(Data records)
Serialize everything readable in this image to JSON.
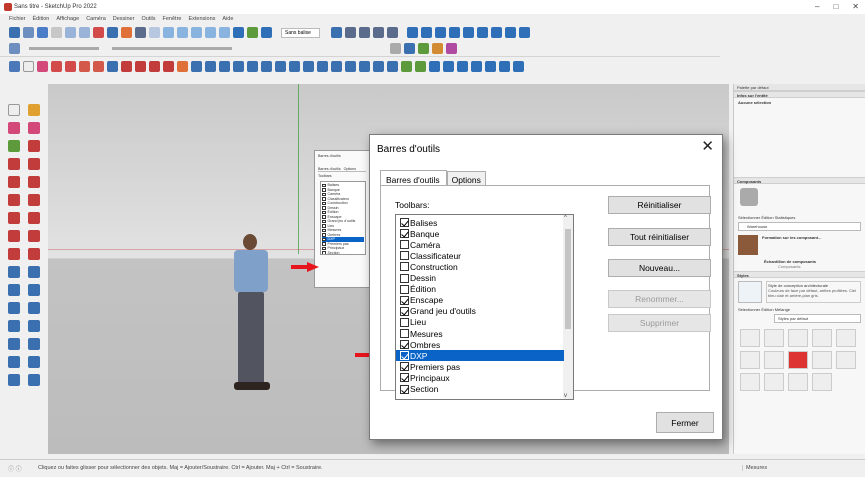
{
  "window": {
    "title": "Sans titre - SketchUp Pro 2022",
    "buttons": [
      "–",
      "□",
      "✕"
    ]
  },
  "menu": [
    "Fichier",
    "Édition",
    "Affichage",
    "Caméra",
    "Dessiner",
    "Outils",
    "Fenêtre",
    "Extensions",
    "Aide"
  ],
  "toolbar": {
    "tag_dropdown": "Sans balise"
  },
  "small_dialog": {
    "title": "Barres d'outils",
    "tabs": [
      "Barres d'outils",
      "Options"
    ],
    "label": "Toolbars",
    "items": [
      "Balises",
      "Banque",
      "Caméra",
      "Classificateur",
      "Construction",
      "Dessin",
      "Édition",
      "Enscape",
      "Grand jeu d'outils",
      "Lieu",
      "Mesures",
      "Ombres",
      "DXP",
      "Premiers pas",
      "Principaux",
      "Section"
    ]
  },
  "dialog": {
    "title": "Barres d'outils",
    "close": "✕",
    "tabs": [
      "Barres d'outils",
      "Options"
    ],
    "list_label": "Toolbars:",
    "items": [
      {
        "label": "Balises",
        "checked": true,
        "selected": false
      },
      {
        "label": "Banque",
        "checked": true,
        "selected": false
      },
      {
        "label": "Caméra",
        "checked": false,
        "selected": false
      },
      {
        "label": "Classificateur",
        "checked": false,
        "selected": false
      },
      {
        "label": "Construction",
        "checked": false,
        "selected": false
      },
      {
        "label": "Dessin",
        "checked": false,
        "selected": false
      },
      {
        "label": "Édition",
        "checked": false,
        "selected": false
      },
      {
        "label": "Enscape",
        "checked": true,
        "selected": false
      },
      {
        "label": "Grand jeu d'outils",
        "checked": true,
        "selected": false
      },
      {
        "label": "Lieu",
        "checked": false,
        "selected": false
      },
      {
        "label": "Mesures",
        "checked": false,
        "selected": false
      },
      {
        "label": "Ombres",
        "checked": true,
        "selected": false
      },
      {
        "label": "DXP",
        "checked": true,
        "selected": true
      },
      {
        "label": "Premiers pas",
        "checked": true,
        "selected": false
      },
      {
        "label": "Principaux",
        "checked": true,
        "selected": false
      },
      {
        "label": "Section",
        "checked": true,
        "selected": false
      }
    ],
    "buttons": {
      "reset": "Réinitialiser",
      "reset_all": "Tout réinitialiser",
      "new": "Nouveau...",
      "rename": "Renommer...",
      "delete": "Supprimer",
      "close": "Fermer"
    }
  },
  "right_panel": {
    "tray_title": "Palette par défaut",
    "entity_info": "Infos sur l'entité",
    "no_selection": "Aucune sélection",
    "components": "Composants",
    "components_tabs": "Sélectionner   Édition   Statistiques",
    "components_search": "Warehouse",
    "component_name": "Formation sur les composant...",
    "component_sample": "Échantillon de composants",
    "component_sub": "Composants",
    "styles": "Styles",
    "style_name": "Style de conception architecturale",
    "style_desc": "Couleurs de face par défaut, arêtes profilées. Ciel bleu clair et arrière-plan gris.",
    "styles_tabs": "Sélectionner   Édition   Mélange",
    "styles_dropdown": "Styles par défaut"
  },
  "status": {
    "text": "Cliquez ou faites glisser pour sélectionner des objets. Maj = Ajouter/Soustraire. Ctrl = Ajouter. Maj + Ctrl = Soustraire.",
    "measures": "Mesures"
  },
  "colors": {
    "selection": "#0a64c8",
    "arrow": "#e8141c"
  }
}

WHAT YOU SHOULD DO: Repeat verbatim all the material, but not the pictures.

WRITTEN SOLUTION:
Serialize everything readable in this image to JSON.
{
  "window": {
    "title": "Sans titre - SketchUp Pro 2022",
    "buttons": [
      "–",
      "□",
      "✕"
    ]
  },
  "menu": [
    "Fichier",
    "Édition",
    "Affichage",
    "Caméra",
    "Dessiner",
    "Outils",
    "Fenêtre",
    "Extensions",
    "Aide"
  ],
  "toolbar": {
    "tag_dropdown": "Sans balise"
  },
  "small_dialog": {
    "title": "Barres d'outils",
    "tabs": [
      "Barres d'outils",
      "Options"
    ],
    "label": "Toolbars",
    "items": [
      "Balises",
      "Banque",
      "Caméra",
      "Classificateur",
      "Construction",
      "Dessin",
      "Édition",
      "Enscape",
      "Grand jeu d'outils",
      "Lieu",
      "Mesures",
      "Ombres",
      "DXP",
      "Premiers pas",
      "Principaux",
      "Section"
    ]
  },
  "dialog": {
    "title": "Barres d'outils",
    "close": "✕",
    "tabs": [
      "Barres d'outils",
      "Options"
    ],
    "list_label": "Toolbars:",
    "items": [
      {
        "label": "Balises",
        "checked": true,
        "selected": false
      },
      {
        "label": "Banque",
        "checked": true,
        "selected": false
      },
      {
        "label": "Caméra",
        "checked": false,
        "selected": false
      },
      {
        "label": "Classificateur",
        "checked": false,
        "selected": false
      },
      {
        "label": "Construction",
        "checked": false,
        "selected": false
      },
      {
        "label": "Dessin",
        "checked": false,
        "selected": false
      },
      {
        "label": "Édition",
        "checked": false,
        "selected": false
      },
      {
        "label": "Enscape",
        "checked": true,
        "selected": false
      },
      {
        "label": "Grand jeu d'outils",
        "checked": true,
        "selected": false
      },
      {
        "label": "Lieu",
        "checked": false,
        "selected": false
      },
      {
        "label": "Mesures",
        "checked": false,
        "selected": false
      },
      {
        "label": "Ombres",
        "checked": true,
        "selected": false
      },
      {
        "label": "DXP",
        "checked": true,
        "selected": true
      },
      {
        "label": "Premiers pas",
        "checked": true,
        "selected": false
      },
      {
        "label": "Principaux",
        "checked": true,
        "selected": false
      },
      {
        "label": "Section",
        "checked": true,
        "selected": false
      }
    ],
    "buttons": {
      "reset": "Réinitialiser",
      "reset_all": "Tout réinitialiser",
      "new": "Nouveau...",
      "rename": "Renommer...",
      "delete": "Supprimer",
      "close": "Fermer"
    }
  },
  "right_panel": {
    "tray_title": "Palette par défaut",
    "entity_info": "Infos sur l'entité",
    "no_selection": "Aucune sélection",
    "components": "Composants",
    "components_tabs": "Sélectionner   Édition   Statistiques",
    "components_search": "Warehouse",
    "component_name": "Formation sur les composant...",
    "component_sample": "Échantillon de composants",
    "component_sub": "Composants",
    "styles": "Styles",
    "style_name": "Style de conception architecturale",
    "style_desc": "Couleurs de face par défaut, arêtes profilées. Ciel bleu clair et arrière-plan gris.",
    "styles_tabs": "Sélectionner   Édition   Mélange",
    "styles_dropdown": "Styles par défaut"
  },
  "status": {
    "text": "Cliquez ou faites glisser pour sélectionner des objets. Maj = Ajouter/Soustraire. Ctrl = Ajouter. Maj + Ctrl = Soustraire.",
    "measures": "Mesures"
  },
  "colors": {
    "selection": "#0a64c8",
    "arrow": "#e8141c"
  }
}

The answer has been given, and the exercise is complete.